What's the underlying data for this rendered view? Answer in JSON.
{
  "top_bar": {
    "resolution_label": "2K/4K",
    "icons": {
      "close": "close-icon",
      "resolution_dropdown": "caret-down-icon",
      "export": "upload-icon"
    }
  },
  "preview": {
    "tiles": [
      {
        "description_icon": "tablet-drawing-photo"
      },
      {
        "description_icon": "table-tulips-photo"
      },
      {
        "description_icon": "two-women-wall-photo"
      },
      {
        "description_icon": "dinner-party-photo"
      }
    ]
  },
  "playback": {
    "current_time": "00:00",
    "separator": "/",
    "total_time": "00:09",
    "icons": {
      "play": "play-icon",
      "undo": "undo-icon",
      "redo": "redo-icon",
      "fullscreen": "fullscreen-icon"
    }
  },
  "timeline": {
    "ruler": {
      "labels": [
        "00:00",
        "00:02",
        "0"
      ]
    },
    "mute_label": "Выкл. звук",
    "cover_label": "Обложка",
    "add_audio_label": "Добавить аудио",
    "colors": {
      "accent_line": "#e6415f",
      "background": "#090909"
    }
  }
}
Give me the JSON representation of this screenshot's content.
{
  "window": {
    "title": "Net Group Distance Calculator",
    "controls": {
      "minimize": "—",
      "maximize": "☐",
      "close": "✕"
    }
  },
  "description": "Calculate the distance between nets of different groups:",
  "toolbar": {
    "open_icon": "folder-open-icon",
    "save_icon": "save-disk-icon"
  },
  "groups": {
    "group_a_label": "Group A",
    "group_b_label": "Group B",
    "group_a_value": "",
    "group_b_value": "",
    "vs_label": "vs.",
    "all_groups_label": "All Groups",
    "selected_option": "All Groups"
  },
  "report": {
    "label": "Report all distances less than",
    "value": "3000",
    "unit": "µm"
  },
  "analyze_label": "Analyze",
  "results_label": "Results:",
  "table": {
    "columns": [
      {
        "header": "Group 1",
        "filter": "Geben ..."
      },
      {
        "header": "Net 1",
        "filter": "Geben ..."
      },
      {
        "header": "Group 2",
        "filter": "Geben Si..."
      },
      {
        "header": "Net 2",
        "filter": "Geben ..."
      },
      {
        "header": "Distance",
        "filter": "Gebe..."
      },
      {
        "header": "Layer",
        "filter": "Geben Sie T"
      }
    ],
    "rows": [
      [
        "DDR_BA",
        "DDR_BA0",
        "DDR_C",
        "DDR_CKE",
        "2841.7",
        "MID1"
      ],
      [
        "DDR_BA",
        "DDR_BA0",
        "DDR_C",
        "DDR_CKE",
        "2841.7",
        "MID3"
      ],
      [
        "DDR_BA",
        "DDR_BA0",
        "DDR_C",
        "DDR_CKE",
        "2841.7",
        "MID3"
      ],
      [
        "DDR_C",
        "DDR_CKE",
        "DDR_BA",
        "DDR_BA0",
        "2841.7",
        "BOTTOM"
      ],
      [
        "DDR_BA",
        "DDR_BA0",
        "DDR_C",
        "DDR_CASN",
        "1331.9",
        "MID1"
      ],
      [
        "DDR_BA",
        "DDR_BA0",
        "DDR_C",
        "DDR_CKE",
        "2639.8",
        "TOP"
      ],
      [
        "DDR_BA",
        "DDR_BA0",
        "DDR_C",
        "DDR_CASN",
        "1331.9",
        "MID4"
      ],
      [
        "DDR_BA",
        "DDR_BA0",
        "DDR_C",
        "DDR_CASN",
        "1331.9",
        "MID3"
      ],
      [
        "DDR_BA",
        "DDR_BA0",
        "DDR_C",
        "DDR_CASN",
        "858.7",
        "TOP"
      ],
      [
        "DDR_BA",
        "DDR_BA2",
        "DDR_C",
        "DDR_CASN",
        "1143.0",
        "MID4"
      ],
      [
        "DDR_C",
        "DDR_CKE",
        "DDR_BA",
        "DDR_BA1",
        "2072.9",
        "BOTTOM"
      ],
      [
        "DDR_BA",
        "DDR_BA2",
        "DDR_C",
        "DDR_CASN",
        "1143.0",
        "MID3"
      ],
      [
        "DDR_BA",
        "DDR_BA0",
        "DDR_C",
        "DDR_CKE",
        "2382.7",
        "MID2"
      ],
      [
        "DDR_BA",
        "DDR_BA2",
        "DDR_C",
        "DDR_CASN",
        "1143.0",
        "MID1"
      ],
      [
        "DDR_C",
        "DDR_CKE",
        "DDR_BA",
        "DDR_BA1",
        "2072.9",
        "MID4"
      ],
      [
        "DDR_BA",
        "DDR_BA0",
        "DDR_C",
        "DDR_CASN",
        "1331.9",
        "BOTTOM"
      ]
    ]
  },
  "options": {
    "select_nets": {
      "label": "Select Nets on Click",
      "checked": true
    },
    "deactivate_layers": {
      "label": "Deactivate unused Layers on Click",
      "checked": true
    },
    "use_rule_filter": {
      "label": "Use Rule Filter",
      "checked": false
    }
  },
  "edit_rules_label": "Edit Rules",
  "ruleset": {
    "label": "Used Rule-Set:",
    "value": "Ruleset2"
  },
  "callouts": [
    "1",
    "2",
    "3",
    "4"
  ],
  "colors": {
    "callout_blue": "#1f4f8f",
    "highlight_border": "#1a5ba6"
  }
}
---
Directive: Could you transcribe the records in full, exactly?

Solution to this problem:
What's the underlying data for this rendered view? Answer in JSON.
{
  "top_bar": {
    "resolution_label": "2K/4K",
    "icons": {
      "close": "close-icon",
      "resolution_dropdown": "caret-down-icon",
      "export": "upload-icon"
    }
  },
  "preview": {
    "tiles": [
      {
        "description_icon": "tablet-drawing-photo"
      },
      {
        "description_icon": "table-tulips-photo"
      },
      {
        "description_icon": "two-women-wall-photo"
      },
      {
        "description_icon": "dinner-party-photo"
      }
    ]
  },
  "playback": {
    "current_time": "00:00",
    "separator": "/",
    "total_time": "00:09",
    "icons": {
      "play": "play-icon",
      "undo": "undo-icon",
      "redo": "redo-icon",
      "fullscreen": "fullscreen-icon"
    }
  },
  "timeline": {
    "ruler": {
      "labels": [
        "00:00",
        "00:02",
        "0"
      ]
    },
    "mute_label": "Выкл. звук",
    "cover_label": "Обложка",
    "add_audio_label": "Добавить аудио",
    "colors": {
      "accent_line": "#e6415f",
      "background": "#090909"
    }
  }
}
Give me the JSON representation of this screenshot's content.
{
  "window": {
    "title": "Net Group Distance Calculator",
    "controls": {
      "minimize": "—",
      "maximize": "☐",
      "close": "✕"
    }
  },
  "description": "Calculate the distance between nets of different groups:",
  "toolbar": {
    "open_icon": "folder-open-icon",
    "save_icon": "save-disk-icon"
  },
  "groups": {
    "group_a_label": "Group A",
    "group_b_label": "Group B",
    "group_a_value": "",
    "group_b_value": "",
    "vs_label": "vs.",
    "all_groups_label": "All Groups",
    "selected_option": "All Groups"
  },
  "report": {
    "label": "Report all distances less than",
    "value": "3000",
    "unit": "µm"
  },
  "analyze_label": "Analyze",
  "results_label": "Results:",
  "table": {
    "columns": [
      {
        "header": "Group 1",
        "filter": "Geben ..."
      },
      {
        "header": "Net 1",
        "filter": "Geben ..."
      },
      {
        "header": "Group 2",
        "filter": "Geben Si..."
      },
      {
        "header": "Net 2",
        "filter": "Geben ..."
      },
      {
        "header": "Distance",
        "filter": "Gebe..."
      },
      {
        "header": "Layer",
        "filter": "Geben Sie T"
      }
    ],
    "rows": [
      [
        "DDR_BA",
        "DDR_BA0",
        "DDR_C",
        "DDR_CKE",
        "2841.7",
        "MID1"
      ],
      [
        "DDR_BA",
        "DDR_BA0",
        "DDR_C",
        "DDR_CKE",
        "2841.7",
        "MID3"
      ],
      [
        "DDR_BA",
        "DDR_BA0",
        "DDR_C",
        "DDR_CKE",
        "2841.7",
        "MID3"
      ],
      [
        "DDR_C",
        "DDR_CKE",
        "DDR_BA",
        "DDR_BA0",
        "2841.7",
        "BOTTOM"
      ],
      [
        "DDR_BA",
        "DDR_BA0",
        "DDR_C",
        "DDR_CASN",
        "1331.9",
        "MID1"
      ],
      [
        "DDR_BA",
        "DDR_BA0",
        "DDR_C",
        "DDR_CKE",
        "2639.8",
        "TOP"
      ],
      [
        "DDR_BA",
        "DDR_BA0",
        "DDR_C",
        "DDR_CASN",
        "1331.9",
        "MID4"
      ],
      [
        "DDR_BA",
        "DDR_BA0",
        "DDR_C",
        "DDR_CASN",
        "1331.9",
        "MID3"
      ],
      [
        "DDR_BA",
        "DDR_BA0",
        "DDR_C",
        "DDR_CASN",
        "858.7",
        "TOP"
      ],
      [
        "DDR_BA",
        "DDR_BA2",
        "DDR_C",
        "DDR_CASN",
        "1143.0",
        "MID4"
      ],
      [
        "DDR_C",
        "DDR_CKE",
        "DDR_BA",
        "DDR_BA1",
        "2072.9",
        "BOTTOM"
      ],
      [
        "DDR_BA",
        "DDR_BA2",
        "DDR_C",
        "DDR_CASN",
        "1143.0",
        "MID3"
      ],
      [
        "DDR_BA",
        "DDR_BA0",
        "DDR_C",
        "DDR_CKE",
        "2382.7",
        "MID2"
      ],
      [
        "DDR_BA",
        "DDR_BA2",
        "DDR_C",
        "DDR_CASN",
        "1143.0",
        "MID1"
      ],
      [
        "DDR_C",
        "DDR_CKE",
        "DDR_BA",
        "DDR_BA1",
        "2072.9",
        "MID4"
      ],
      [
        "DDR_BA",
        "DDR_BA0",
        "DDR_C",
        "DDR_CASN",
        "1331.9",
        "BOTTOM"
      ]
    ]
  },
  "options": {
    "select_nets": {
      "label": "Select Nets on Click",
      "checked": true
    },
    "deactivate_layers": {
      "label": "Deactivate unused Layers on Click",
      "checked": true
    },
    "use_rule_filter": {
      "label": "Use Rule Filter",
      "checked": false
    }
  },
  "edit_rules_label": "Edit Rules",
  "ruleset": {
    "label": "Used Rule-Set:",
    "value": "Ruleset2"
  },
  "callouts": [
    "1",
    "2",
    "3",
    "4"
  ],
  "colors": {
    "callout_blue": "#1f4f8f",
    "highlight_border": "#1a5ba6"
  }
}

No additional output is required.